▶ **WRITTEN TASK**
Every record below should be written out exactly; pictures stay out.

——

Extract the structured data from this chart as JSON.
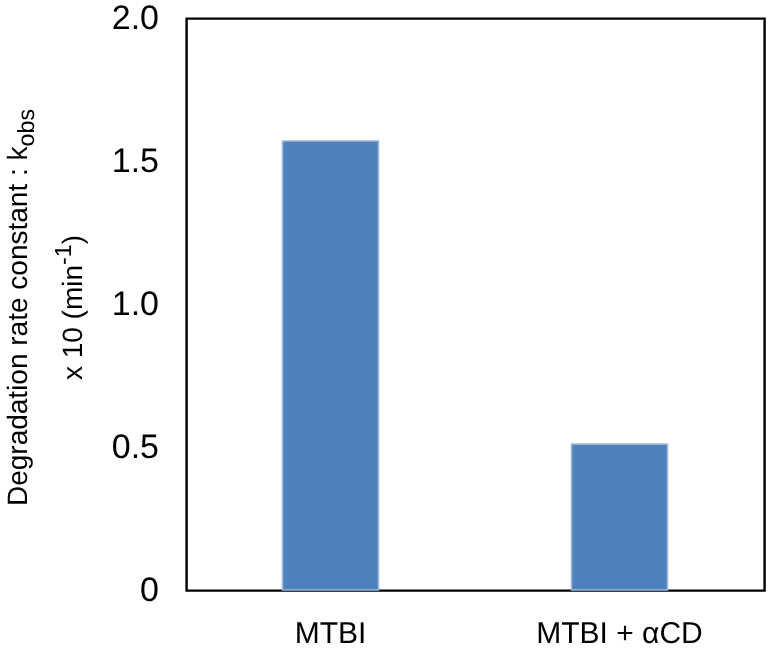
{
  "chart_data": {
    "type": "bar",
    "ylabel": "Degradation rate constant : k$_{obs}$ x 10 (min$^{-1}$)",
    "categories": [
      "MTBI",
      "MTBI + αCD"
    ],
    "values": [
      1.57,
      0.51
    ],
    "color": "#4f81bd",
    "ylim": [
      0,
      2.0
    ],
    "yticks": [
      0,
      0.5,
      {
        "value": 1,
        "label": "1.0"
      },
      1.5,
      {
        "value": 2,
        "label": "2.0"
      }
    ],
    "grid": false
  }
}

——

▶ **RESPONSE BELOW**
Extract the structured data from this chart as JSON.
{
  "chart_data": {
    "type": "bar",
    "ylabel": "Degradation rate constant : k$_{obs}$ x 10 (min$^{-1}$)",
    "categories": [
      "MTBI",
      "MTBI + αCD"
    ],
    "values": [
      1.57,
      0.51
    ],
    "color": "#4f81bd",
    "ylim": [
      0,
      2.0
    ],
    "yticks": [
      0,
      0.5,
      {
        "value": 1,
        "label": "1.0"
      },
      1.5,
      {
        "value": 2,
        "label": "2.0"
      }
    ],
    "grid": false
  }
}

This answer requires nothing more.